Work to do: Filter the entries and keep only the lines where the string "还有什么比明星x粉更好的粉丝福利么" appears.

[start of Input rows]

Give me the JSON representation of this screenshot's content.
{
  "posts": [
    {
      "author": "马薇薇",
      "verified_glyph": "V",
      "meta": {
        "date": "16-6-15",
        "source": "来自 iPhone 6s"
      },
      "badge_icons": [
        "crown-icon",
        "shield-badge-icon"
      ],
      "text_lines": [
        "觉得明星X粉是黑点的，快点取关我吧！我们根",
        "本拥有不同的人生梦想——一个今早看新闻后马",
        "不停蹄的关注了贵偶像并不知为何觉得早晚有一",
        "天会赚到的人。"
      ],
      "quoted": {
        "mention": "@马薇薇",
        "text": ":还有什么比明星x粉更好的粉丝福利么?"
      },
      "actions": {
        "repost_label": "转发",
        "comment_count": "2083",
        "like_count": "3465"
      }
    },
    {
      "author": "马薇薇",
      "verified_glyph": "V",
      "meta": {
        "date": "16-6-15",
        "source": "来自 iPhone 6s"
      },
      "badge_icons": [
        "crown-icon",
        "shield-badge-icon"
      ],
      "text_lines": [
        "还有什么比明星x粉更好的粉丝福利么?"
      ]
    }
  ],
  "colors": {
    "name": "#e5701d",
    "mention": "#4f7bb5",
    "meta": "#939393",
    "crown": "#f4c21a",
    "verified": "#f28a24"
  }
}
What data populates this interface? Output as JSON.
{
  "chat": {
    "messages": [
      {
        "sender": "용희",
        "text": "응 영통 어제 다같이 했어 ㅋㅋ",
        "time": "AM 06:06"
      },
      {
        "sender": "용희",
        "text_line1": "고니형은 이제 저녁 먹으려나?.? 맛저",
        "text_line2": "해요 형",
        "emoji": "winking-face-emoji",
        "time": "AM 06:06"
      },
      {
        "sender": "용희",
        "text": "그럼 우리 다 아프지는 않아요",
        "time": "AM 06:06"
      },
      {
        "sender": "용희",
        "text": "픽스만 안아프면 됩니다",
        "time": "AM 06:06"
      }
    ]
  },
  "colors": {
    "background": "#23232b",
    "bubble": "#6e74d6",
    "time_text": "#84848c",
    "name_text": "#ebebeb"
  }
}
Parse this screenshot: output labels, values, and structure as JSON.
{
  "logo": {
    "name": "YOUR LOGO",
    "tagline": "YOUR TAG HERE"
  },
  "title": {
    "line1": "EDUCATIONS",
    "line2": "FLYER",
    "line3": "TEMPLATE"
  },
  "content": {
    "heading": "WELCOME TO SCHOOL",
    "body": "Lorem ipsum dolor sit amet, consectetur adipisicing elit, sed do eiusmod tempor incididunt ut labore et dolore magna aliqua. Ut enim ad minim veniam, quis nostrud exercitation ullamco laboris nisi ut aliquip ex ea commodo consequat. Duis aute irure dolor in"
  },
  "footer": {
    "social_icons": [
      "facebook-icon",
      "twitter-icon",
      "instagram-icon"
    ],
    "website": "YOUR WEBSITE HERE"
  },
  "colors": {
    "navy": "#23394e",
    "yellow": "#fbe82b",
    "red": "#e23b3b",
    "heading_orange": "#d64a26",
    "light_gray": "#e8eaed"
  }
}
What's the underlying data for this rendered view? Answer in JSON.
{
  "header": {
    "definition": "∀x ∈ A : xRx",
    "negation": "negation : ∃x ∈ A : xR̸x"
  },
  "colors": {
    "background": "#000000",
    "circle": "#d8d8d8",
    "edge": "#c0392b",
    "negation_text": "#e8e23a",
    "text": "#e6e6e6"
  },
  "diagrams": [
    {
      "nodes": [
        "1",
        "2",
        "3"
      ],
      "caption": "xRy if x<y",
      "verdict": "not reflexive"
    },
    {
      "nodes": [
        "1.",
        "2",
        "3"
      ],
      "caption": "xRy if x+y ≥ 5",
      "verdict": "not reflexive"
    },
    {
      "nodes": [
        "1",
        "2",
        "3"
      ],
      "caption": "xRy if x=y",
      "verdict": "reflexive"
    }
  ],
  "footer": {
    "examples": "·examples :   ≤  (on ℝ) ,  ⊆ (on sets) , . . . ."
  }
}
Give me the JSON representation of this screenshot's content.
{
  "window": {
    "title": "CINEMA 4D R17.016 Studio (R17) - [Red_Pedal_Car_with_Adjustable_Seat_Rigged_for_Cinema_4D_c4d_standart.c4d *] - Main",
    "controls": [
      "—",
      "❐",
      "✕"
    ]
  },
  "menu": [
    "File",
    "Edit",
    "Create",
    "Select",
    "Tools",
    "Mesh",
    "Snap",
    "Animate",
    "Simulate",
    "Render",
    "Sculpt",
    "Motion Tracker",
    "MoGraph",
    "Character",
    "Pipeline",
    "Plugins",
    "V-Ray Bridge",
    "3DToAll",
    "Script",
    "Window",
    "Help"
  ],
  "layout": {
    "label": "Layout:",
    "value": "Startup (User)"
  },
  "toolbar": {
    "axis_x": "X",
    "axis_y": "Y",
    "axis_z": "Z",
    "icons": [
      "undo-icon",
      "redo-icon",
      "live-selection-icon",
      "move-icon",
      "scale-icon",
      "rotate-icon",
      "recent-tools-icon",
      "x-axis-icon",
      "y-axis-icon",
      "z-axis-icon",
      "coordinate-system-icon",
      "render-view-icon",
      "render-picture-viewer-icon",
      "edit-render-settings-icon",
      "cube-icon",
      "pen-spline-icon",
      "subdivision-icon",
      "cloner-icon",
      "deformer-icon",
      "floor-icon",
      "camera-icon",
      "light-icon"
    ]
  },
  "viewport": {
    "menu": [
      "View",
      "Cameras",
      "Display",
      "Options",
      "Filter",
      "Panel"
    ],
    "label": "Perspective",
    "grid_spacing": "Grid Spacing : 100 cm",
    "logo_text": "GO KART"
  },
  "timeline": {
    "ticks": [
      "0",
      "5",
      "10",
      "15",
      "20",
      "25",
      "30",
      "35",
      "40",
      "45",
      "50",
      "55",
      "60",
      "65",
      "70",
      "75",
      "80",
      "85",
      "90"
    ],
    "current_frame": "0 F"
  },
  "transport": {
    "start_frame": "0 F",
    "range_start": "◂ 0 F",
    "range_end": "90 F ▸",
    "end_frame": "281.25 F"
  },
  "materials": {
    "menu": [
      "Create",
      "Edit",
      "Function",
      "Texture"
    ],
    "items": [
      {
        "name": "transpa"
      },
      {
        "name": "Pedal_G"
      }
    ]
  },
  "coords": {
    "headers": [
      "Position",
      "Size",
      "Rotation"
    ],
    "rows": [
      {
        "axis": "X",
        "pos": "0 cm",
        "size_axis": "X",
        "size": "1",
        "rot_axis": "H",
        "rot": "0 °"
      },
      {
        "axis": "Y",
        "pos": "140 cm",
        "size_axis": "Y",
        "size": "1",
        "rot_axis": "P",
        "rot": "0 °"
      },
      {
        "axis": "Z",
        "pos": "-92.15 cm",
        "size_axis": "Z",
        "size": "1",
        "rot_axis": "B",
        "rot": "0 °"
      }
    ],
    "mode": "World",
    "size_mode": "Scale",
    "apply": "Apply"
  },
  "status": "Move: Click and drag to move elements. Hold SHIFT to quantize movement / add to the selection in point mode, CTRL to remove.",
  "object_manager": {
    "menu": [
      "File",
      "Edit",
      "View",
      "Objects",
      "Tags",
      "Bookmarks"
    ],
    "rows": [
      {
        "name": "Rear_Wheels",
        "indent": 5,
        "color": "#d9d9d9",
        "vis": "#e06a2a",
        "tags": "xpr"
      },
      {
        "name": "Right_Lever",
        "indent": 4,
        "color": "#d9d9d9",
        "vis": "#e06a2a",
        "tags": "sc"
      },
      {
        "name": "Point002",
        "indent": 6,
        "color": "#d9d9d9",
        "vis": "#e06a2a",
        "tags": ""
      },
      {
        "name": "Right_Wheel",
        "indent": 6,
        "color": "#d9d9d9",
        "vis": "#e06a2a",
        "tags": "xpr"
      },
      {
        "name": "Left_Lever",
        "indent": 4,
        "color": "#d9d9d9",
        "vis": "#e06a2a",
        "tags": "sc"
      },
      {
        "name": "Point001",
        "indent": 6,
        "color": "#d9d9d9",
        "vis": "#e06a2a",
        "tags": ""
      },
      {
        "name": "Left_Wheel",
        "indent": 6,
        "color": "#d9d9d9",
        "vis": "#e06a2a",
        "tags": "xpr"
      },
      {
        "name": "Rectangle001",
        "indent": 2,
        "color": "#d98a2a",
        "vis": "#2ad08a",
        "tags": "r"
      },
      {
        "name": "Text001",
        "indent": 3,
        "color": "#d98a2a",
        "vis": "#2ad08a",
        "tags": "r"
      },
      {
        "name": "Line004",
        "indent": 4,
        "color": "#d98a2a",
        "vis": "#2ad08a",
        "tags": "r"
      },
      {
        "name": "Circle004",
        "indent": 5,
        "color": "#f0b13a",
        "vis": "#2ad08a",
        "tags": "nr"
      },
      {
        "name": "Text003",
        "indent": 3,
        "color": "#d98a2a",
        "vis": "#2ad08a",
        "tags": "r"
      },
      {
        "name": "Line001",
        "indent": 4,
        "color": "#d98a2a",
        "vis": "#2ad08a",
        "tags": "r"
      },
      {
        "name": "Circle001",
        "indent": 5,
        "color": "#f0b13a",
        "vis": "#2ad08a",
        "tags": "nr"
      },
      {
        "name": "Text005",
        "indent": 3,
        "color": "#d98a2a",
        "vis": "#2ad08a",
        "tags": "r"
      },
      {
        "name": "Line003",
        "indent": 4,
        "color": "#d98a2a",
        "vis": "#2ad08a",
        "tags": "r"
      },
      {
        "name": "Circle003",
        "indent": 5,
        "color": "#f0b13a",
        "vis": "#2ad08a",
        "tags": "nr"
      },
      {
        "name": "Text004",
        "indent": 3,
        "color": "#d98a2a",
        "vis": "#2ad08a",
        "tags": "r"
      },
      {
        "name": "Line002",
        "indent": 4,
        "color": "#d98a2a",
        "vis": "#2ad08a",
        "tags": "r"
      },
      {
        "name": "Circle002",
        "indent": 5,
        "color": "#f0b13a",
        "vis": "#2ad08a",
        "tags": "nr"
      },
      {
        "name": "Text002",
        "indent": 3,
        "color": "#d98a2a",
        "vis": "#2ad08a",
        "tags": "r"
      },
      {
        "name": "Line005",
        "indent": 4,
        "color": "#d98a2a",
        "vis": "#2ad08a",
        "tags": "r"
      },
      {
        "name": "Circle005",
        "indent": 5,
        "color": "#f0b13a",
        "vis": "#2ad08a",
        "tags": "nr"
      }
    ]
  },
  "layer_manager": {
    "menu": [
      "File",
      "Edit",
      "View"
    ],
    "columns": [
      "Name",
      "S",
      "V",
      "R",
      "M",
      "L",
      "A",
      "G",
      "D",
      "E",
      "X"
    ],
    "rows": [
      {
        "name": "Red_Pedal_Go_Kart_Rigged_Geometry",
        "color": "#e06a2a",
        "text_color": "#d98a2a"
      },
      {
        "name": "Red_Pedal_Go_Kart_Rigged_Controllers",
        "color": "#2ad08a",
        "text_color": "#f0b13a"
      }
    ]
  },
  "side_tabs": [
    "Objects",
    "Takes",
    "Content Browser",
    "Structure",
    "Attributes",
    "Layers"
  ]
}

[end of Input rows]

Written answer:
        "text": ":还有什么比明星x粉更好的粉丝福利么?"
        "还有什么比明星x粉更好的粉丝福利么?"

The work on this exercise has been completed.